───── Stored data

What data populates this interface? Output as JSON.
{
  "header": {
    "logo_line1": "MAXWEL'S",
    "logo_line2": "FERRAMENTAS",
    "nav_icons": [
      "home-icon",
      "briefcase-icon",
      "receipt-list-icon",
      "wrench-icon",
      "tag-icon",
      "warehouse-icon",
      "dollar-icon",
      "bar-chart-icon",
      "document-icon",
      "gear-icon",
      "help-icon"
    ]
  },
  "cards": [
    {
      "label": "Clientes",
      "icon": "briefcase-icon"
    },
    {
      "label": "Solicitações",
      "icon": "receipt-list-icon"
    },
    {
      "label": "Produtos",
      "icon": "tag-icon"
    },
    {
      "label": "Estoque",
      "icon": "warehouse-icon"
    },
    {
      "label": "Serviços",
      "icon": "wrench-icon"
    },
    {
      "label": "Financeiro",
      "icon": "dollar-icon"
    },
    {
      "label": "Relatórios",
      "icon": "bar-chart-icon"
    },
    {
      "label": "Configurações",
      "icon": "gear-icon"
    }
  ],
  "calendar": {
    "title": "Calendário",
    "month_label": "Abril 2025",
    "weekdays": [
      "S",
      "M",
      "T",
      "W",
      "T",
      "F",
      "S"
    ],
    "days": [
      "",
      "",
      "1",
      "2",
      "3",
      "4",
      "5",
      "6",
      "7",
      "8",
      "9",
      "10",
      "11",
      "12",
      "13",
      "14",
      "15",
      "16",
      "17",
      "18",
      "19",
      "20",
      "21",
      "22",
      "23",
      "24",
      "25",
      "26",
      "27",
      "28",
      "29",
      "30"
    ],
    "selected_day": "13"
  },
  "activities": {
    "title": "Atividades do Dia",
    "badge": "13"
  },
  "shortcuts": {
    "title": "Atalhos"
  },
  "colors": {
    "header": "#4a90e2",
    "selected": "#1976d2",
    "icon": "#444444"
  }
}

──────────

→ **Written task**: Write out every line of the records exactly.

→ **Complete answer**:
What data populates this interface? Output as JSON.
{
  "header": {
    "logo_line1": "MAXWEL'S",
    "logo_line2": "FERRAMENTAS",
    "nav_icons": [
      "home-icon",
      "briefcase-icon",
      "receipt-list-icon",
      "wrench-icon",
      "tag-icon",
      "warehouse-icon",
      "dollar-icon",
      "bar-chart-icon",
      "document-icon",
      "gear-icon",
      "help-icon"
    ]
  },
  "cards": [
    {
      "label": "Clientes",
      "icon": "briefcase-icon"
    },
    {
      "label": "Solicitações",
      "icon": "receipt-list-icon"
    },
    {
      "label": "Produtos",
      "icon": "tag-icon"
    },
    {
      "label": "Estoque",
      "icon": "warehouse-icon"
    },
    {
      "label": "Serviços",
      "icon": "wrench-icon"
    },
    {
      "label": "Financeiro",
      "icon": "dollar-icon"
    },
    {
      "label": "Relatórios",
      "icon": "bar-chart-icon"
    },
    {
      "label": "Configurações",
      "icon": "gear-icon"
    }
  ],
  "calendar": {
    "title": "Calendário",
    "month_label": "Abril 2025",
    "weekdays": [
      "S",
      "M",
      "T",
      "W",
      "T",
      "F",
      "S"
    ],
    "days": [
      "",
      "",
      "1",
      "2",
      "3",
      "4",
      "5",
      "6",
      "7",
      "8",
      "9",
      "10",
      "11",
      "12",
      "13",
      "14",
      "15",
      "16",
      "17",
      "18",
      "19",
      "20",
      "21",
      "22",
      "23",
      "24",
      "25",
      "26",
      "27",
      "28",
      "29",
      "30"
    ],
    "selected_day": "13"
  },
  "activities": {
    "title": "Atividades do Dia",
    "badge": "13"
  },
  "shortcuts": {
    "title": "Atalhos"
  },
  "colors": {
    "header": "#4a90e2",
    "selected": "#1976d2",
    "icon": "#444444"
  }
}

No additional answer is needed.